YOUR GOAL:
Transcribe all the records with complete accuracy.

━━━━━━━━━━━━━━━━━━━━

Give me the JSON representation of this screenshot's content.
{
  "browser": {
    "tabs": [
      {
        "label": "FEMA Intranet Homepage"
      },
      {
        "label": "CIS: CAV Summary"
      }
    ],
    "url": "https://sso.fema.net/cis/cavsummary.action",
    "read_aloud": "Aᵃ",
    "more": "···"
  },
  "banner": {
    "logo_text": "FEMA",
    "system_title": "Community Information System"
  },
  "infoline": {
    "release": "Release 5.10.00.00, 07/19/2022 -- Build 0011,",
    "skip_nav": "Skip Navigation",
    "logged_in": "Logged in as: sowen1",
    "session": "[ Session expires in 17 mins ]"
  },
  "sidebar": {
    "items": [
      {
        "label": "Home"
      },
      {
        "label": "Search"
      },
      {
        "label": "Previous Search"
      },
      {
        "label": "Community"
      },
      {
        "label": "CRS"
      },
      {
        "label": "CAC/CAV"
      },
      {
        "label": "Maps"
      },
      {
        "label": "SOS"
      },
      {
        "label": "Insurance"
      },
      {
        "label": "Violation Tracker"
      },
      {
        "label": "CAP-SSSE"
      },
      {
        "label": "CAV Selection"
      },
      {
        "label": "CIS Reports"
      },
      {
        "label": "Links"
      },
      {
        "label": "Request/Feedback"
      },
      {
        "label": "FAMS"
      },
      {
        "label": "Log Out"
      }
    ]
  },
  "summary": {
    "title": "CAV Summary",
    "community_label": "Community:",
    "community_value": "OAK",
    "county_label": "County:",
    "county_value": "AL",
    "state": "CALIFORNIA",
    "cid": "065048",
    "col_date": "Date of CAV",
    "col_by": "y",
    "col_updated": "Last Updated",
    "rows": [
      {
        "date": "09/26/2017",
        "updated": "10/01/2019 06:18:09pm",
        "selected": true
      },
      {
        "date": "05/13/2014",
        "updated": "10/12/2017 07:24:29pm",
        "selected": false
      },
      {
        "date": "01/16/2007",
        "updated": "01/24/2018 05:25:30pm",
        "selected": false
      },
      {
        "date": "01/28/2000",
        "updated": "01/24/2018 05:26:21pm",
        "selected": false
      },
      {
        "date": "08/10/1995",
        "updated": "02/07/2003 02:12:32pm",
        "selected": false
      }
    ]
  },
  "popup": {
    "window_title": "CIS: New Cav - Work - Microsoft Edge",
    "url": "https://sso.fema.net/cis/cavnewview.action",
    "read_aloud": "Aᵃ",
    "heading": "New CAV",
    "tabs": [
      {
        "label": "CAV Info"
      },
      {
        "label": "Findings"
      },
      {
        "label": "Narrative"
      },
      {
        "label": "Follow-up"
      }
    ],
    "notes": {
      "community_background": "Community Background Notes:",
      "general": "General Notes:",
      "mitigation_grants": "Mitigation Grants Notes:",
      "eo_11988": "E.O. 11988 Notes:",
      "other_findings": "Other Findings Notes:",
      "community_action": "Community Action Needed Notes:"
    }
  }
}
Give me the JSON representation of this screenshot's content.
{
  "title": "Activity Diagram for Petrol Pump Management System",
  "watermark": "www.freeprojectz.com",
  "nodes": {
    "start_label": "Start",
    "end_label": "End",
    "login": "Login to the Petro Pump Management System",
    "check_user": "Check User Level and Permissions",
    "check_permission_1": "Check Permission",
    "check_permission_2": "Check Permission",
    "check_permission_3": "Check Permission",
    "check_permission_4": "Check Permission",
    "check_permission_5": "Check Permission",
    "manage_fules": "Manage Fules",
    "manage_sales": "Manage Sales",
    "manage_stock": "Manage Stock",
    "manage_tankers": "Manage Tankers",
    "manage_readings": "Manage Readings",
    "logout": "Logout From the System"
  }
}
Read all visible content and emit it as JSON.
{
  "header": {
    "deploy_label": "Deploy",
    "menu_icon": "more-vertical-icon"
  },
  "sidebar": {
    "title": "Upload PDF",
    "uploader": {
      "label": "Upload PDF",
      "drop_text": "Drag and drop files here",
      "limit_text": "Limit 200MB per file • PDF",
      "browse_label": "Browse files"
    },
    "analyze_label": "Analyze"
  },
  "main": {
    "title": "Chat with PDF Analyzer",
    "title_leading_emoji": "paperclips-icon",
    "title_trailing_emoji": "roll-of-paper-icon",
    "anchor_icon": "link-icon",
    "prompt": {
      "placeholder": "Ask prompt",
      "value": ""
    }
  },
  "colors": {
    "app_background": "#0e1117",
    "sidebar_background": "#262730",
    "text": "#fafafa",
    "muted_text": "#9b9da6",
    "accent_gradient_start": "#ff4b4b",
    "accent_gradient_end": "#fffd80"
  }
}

━━━━━━━━━━━━━━━━━━━━

FINISHED EXERCISE:
Give me the JSON representation of this screenshot's content.
{
  "browser": {
    "tabs": [
      {
        "label": "FEMA Intranet Homepage"
      },
      {
        "label": "CIS: CAV Summary"
      }
    ],
    "url": "https://sso.fema.net/cis/cavsummary.action",
    "read_aloud": "Aᵃ",
    "more": "···"
  },
  "banner": {
    "logo_text": "FEMA",
    "system_title": "Community Information System"
  },
  "infoline": {
    "release": "Release 5.10.00.00, 07/19/2022 -- Build 0011,",
    "skip_nav": "Skip Navigation",
    "logged_in": "Logged in as: sowen1",
    "session": "[ Session expires in 17 mins ]"
  },
  "sidebar": {
    "items": [
      {
        "label": "Home"
      },
      {
        "label": "Search"
      },
      {
        "label": "Previous Search"
      },
      {
        "label": "Community"
      },
      {
        "label": "CRS"
      },
      {
        "label": "CAC/CAV"
      },
      {
        "label": "Maps"
      },
      {
        "label": "SOS"
      },
      {
        "label": "Insurance"
      },
      {
        "label": "Violation Tracker"
      },
      {
        "label": "CAP-SSSE"
      },
      {
        "label": "CAV Selection"
      },
      {
        "label": "CIS Reports"
      },
      {
        "label": "Links"
      },
      {
        "label": "Request/Feedback"
      },
      {
        "label": "FAMS"
      },
      {
        "label": "Log Out"
      }
    ]
  },
  "summary": {
    "title": "CAV Summary",
    "community_label": "Community:",
    "community_value": "OAK",
    "county_label": "County:",
    "county_value": "AL",
    "state": "CALIFORNIA",
    "cid": "065048",
    "col_date": "Date of CAV",
    "col_by": "y",
    "col_updated": "Last Updated",
    "rows": [
      {
        "date": "09/26/2017",
        "updated": "10/01/2019 06:18:09pm",
        "selected": true
      },
      {
        "date": "05/13/2014",
        "updated": "10/12/2017 07:24:29pm",
        "selected": false
      },
      {
        "date": "01/16/2007",
        "updated": "01/24/2018 05:25:30pm",
        "selected": false
      },
      {
        "date": "01/28/2000",
        "updated": "01/24/2018 05:26:21pm",
        "selected": false
      },
      {
        "date": "08/10/1995",
        "updated": "02/07/2003 02:12:32pm",
        "selected": false
      }
    ]
  },
  "popup": {
    "window_title": "CIS: New Cav - Work - Microsoft Edge",
    "url": "https://sso.fema.net/cis/cavnewview.action",
    "read_aloud": "Aᵃ",
    "heading": "New CAV",
    "tabs": [
      {
        "label": "CAV Info"
      },
      {
        "label": "Findings"
      },
      {
        "label": "Narrative"
      },
      {
        "label": "Follow-up"
      }
    ],
    "notes": {
      "community_background": "Community Background Notes:",
      "general": "General Notes:",
      "mitigation_grants": "Mitigation Grants Notes:",
      "eo_11988": "E.O. 11988 Notes:",
      "other_findings": "Other Findings Notes:",
      "community_action": "Community Action Needed Notes:"
    }
  }
}
Give me the JSON representation of this screenshot's content.
{
  "title": "Activity Diagram for Petrol Pump Management System",
  "watermark": "www.freeprojectz.com",
  "nodes": {
    "start_label": "Start",
    "end_label": "End",
    "login": "Login to the Petro Pump Management System",
    "check_user": "Check User Level and Permissions",
    "check_permission_1": "Check Permission",
    "check_permission_2": "Check Permission",
    "check_permission_3": "Check Permission",
    "check_permission_4": "Check Permission",
    "check_permission_5": "Check Permission",
    "manage_fules": "Manage Fules",
    "manage_sales": "Manage Sales",
    "manage_stock": "Manage Stock",
    "manage_tankers": "Manage Tankers",
    "manage_readings": "Manage Readings",
    "logout": "Logout From the System"
  }
}
Read all visible content and emit it as JSON.
{
  "header": {
    "deploy_label": "Deploy",
    "menu_icon": "more-vertical-icon"
  },
  "sidebar": {
    "title": "Upload PDF",
    "uploader": {
      "label": "Upload PDF",
      "drop_text": "Drag and drop files here",
      "limit_text": "Limit 200MB per file • PDF",
      "browse_label": "Browse files"
    },
    "analyze_label": "Analyze"
  },
  "main": {
    "title": "Chat with PDF Analyzer",
    "title_leading_emoji": "paperclips-icon",
    "title_trailing_emoji": "roll-of-paper-icon",
    "anchor_icon": "link-icon",
    "prompt": {
      "placeholder": "Ask prompt",
      "value": ""
    }
  },
  "colors": {
    "app_background": "#0e1117",
    "sidebar_background": "#262730",
    "text": "#fafafa",
    "muted_text": "#9b9da6",
    "accent_gradient_start": "#ff4b4b",
    "accent_gradient_end": "#fffd80"
  }
}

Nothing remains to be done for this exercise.